• **Stored data entries**:
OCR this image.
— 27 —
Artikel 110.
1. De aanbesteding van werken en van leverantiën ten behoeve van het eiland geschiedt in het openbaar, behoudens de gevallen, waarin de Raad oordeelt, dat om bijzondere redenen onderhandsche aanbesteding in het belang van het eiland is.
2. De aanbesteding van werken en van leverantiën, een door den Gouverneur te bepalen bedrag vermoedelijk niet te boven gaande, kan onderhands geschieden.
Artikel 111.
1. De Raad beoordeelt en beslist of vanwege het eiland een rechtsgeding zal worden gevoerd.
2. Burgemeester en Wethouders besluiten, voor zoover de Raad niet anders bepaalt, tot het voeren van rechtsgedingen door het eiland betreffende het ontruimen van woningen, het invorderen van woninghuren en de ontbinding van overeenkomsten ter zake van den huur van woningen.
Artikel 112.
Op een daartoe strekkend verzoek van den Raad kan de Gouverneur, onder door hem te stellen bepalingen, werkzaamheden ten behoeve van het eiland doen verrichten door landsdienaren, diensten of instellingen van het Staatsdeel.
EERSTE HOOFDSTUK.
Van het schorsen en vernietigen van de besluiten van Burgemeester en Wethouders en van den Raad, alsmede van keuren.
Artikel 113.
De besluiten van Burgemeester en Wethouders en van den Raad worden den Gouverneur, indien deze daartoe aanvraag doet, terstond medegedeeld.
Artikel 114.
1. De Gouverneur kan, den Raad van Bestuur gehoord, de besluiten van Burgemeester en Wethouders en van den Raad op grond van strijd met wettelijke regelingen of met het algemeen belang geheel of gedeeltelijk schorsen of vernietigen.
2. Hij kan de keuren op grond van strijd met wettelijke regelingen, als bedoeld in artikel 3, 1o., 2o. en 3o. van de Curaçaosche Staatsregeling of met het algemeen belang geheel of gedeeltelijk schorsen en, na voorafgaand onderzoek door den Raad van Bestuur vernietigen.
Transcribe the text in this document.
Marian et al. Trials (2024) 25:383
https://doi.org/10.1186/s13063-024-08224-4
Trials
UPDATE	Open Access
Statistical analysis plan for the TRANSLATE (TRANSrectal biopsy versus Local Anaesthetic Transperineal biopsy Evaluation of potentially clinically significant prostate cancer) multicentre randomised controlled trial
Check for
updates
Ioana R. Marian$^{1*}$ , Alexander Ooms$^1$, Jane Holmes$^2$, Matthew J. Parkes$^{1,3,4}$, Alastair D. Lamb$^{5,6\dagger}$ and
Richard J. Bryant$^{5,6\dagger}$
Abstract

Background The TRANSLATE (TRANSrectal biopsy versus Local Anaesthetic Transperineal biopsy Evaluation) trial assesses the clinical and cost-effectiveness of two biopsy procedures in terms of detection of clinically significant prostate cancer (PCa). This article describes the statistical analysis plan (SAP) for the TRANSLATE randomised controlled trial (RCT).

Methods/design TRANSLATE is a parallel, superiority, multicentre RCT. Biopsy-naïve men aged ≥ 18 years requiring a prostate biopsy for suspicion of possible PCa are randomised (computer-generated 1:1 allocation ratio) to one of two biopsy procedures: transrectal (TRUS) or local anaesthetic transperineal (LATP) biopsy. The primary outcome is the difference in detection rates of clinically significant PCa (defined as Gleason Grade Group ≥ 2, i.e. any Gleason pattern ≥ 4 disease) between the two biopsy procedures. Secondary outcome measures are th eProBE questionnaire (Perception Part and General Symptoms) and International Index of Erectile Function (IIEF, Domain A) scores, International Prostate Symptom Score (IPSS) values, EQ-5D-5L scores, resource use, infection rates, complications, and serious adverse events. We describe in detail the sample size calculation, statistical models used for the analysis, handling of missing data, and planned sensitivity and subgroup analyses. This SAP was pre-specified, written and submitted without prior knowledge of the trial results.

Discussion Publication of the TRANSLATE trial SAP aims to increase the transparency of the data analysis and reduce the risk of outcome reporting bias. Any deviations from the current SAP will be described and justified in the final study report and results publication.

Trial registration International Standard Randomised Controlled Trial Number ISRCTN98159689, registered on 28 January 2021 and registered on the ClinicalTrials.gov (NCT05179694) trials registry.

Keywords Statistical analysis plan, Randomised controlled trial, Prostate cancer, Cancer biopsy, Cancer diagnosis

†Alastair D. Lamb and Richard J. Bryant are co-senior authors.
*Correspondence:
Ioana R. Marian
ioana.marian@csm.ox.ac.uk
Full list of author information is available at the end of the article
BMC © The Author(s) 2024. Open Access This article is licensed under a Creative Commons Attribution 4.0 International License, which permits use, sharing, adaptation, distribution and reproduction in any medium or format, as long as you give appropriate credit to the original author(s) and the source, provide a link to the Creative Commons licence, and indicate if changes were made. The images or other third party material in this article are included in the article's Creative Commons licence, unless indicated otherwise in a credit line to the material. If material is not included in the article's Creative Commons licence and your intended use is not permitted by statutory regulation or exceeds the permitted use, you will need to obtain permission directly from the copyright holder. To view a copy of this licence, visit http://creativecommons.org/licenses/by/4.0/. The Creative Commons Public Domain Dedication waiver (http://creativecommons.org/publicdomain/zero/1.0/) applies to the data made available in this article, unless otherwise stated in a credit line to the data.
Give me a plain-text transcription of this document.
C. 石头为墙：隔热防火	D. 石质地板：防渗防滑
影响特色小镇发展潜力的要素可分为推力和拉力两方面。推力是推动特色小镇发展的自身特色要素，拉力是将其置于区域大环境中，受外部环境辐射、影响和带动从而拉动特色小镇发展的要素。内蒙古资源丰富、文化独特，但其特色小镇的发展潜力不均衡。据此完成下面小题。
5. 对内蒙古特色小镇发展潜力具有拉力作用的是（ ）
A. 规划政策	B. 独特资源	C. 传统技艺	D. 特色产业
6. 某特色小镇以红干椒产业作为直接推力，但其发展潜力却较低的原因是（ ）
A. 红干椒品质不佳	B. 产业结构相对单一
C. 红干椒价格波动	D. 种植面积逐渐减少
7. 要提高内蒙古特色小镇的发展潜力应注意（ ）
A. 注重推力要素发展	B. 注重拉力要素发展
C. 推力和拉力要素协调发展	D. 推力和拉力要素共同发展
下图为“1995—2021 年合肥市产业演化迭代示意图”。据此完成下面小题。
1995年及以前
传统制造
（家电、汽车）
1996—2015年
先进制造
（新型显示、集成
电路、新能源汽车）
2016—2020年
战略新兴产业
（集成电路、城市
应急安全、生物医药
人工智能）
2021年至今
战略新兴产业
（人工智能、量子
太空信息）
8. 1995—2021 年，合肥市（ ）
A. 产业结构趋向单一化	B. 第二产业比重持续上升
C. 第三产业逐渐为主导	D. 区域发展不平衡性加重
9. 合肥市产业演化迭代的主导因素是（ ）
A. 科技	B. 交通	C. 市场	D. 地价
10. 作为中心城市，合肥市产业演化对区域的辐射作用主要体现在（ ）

• **DIRECTIONS**: Your task is to repeat the data exactly, with nothing left out.

• **THE SOLUTION**:
OCR this image.
— 27 —
Artikel 110.
1. De aanbesteding van werken en van leverantiën ten behoeve van het eiland geschiedt in het openbaar, behoudens de gevallen, waarin de Raad oordeelt, dat om bijzondere redenen onderhandsche aanbesteding in het belang van het eiland is.
2. De aanbesteding van werken en van leverantiën, een door den Gouverneur te bepalen bedrag vermoedelijk niet te boven gaande, kan onderhands geschieden.
Artikel 111.
1. De Raad beoordeelt en beslist of vanwege het eiland een rechtsgeding zal worden gevoerd.
2. Burgemeester en Wethouders besluiten, voor zoover de Raad niet anders bepaalt, tot het voeren van rechtsgedingen door het eiland betreffende het ontruimen van woningen, het invorderen van woninghuren en de ontbinding van overeenkomsten ter zake van den huur van woningen.
Artikel 112.
Op een daartoe strekkend verzoek van den Raad kan de Gouverneur, onder door hem te stellen bepalingen, werkzaamheden ten behoeve van het eiland doen verrichten door landsdienaren, diensten of instellingen van het Staatsdeel.
EERSTE HOOFDSTUK.
Van het schorsen en vernietigen van de besluiten van Burgemeester en Wethouders en van den Raad, alsmede van keuren.
Artikel 113.
De besluiten van Burgemeester en Wethouders en van den Raad worden den Gouverneur, indien deze daartoe aanvraag doet, terstond medegedeeld.
Artikel 114.
1. De Gouverneur kan, den Raad van Bestuur gehoord, de besluiten van Burgemeester en Wethouders en van den Raad op grond van strijd met wettelijke regelingen of met het algemeen belang geheel of gedeeltelijk schorsen of vernietigen.
2. Hij kan de keuren op grond van strijd met wettelijke regelingen, als bedoeld in artikel 3, 1o., 2o. en 3o. van de Curaçaosche Staatsregeling of met het algemeen belang geheel of gedeeltelijk schorsen en, na voorafgaand onderzoek door den Raad van Bestuur vernietigen.
Transcribe the text in this document.
Marian et al. Trials (2024) 25:383
https://doi.org/10.1186/s13063-024-08224-4
Trials
UPDATE	Open Access
Statistical analysis plan for the TRANSLATE (TRANSrectal biopsy versus Local Anaesthetic Transperineal biopsy Evaluation of potentially clinically significant prostate cancer) multicentre randomised controlled trial
Check for
updates
Ioana R. Marian$^{1*}$ , Alexander Ooms$^1$, Jane Holmes$^2$, Matthew J. Parkes$^{1,3,4}$, Alastair D. Lamb$^{5,6\dagger}$ and
Richard J. Bryant$^{5,6\dagger}$
Abstract

Background The TRANSLATE (TRANSrectal biopsy versus Local Anaesthetic Transperineal biopsy Evaluation) trial assesses the clinical and cost-effectiveness of two biopsy procedures in terms of detection of clinically significant prostate cancer (PCa). This article describes the statistical analysis plan (SAP) for the TRANSLATE randomised controlled trial (RCT).

Methods/design TRANSLATE is a parallel, superiority, multicentre RCT. Biopsy-naïve men aged ≥ 18 years requiring a prostate biopsy for suspicion of possible PCa are randomised (computer-generated 1:1 allocation ratio) to one of two biopsy procedures: transrectal (TRUS) or local anaesthetic transperineal (LATP) biopsy. The primary outcome is the difference in detection rates of clinically significant PCa (defined as Gleason Grade Group ≥ 2, i.e. any Gleason pattern ≥ 4 disease) between the two biopsy procedures. Secondary outcome measures are th eProBE questionnaire (Perception Part and General Symptoms) and International Index of Erectile Function (IIEF, Domain A) scores, International Prostate Symptom Score (IPSS) values, EQ-5D-5L scores, resource use, infection rates, complications, and serious adverse events. We describe in detail the sample size calculation, statistical models used for the analysis, handling of missing data, and planned sensitivity and subgroup analyses. This SAP was pre-specified, written and submitted without prior knowledge of the trial results.

Discussion Publication of the TRANSLATE trial SAP aims to increase the transparency of the data analysis and reduce the risk of outcome reporting bias. Any deviations from the current SAP will be described and justified in the final study report and results publication.

Trial registration International Standard Randomised Controlled Trial Number ISRCTN98159689, registered on 28 January 2021 and registered on the ClinicalTrials.gov (NCT05179694) trials registry.

Keywords Statistical analysis plan, Randomised controlled trial, Prostate cancer, Cancer biopsy, Cancer diagnosis

†Alastair D. Lamb and Richard J. Bryant are co-senior authors.
*Correspondence:
Ioana R. Marian
ioana.marian@csm.ox.ac.uk
Full list of author information is available at the end of the article
BMC © The Author(s) 2024. Open Access This article is licensed under a Creative Commons Attribution 4.0 International License, which permits use, sharing, adaptation, distribution and reproduction in any medium or format, as long as you give appropriate credit to the original author(s) and the source, provide a link to the Creative Commons licence, and indicate if changes were made. The images or other third party material in this article are included in the article's Creative Commons licence, unless indicated otherwise in a credit line to the material. If material is not included in the article's Creative Commons licence and your intended use is not permitted by statutory regulation or exceeds the permitted use, you will need to obtain permission directly from the copyright holder. To view a copy of this licence, visit http://creativecommons.org/licenses/by/4.0/. The Creative Commons Public Domain Dedication waiver (http://creativecommons.org/publicdomain/zero/1.0/) applies to the data made available in this article, unless otherwise stated in a credit line to the data.
Give me a plain-text transcription of this document.
C. 石头为墙：隔热防火	D. 石质地板：防渗防滑
影响特色小镇发展潜力的要素可分为推力和拉力两方面。推力是推动特色小镇发展的自身特色要素，拉力是将其置于区域大环境中，受外部环境辐射、影响和带动从而拉动特色小镇发展的要素。内蒙古资源丰富、文化独特，但其特色小镇的发展潜力不均衡。据此完成下面小题。
5. 对内蒙古特色小镇发展潜力具有拉力作用的是（ ）
A. 规划政策	B. 独特资源	C. 传统技艺	D. 特色产业
6. 某特色小镇以红干椒产业作为直接推力，但其发展潜力却较低的原因是（ ）
A. 红干椒品质不佳	B. 产业结构相对单一
C. 红干椒价格波动	D. 种植面积逐渐减少
7. 要提高内蒙古特色小镇的发展潜力应注意（ ）
A. 注重推力要素发展	B. 注重拉力要素发展
C. 推力和拉力要素协调发展	D. 推力和拉力要素共同发展
下图为“1995—2021 年合肥市产业演化迭代示意图”。据此完成下面小题。
1995年及以前
传统制造
（家电、汽车）
1996—2015年
先进制造
（新型显示、集成
电路、新能源汽车）
2016—2020年
战略新兴产业
（集成电路、城市
应急安全、生物医药
人工智能）
2021年至今
战略新兴产业
（人工智能、量子
太空信息）
8. 1995—2021 年，合肥市（ ）
A. 产业结构趋向单一化	B. 第二产业比重持续上升
C. 第三产业逐渐为主导	D. 区域发展不平衡性加重
9. 合肥市产业演化迭代的主导因素是（ ）
A. 科技	B. 交通	C. 市场	D. 地价
10. 作为中心城市，合肥市产业演化对区域的辐射作用主要体现在（ ）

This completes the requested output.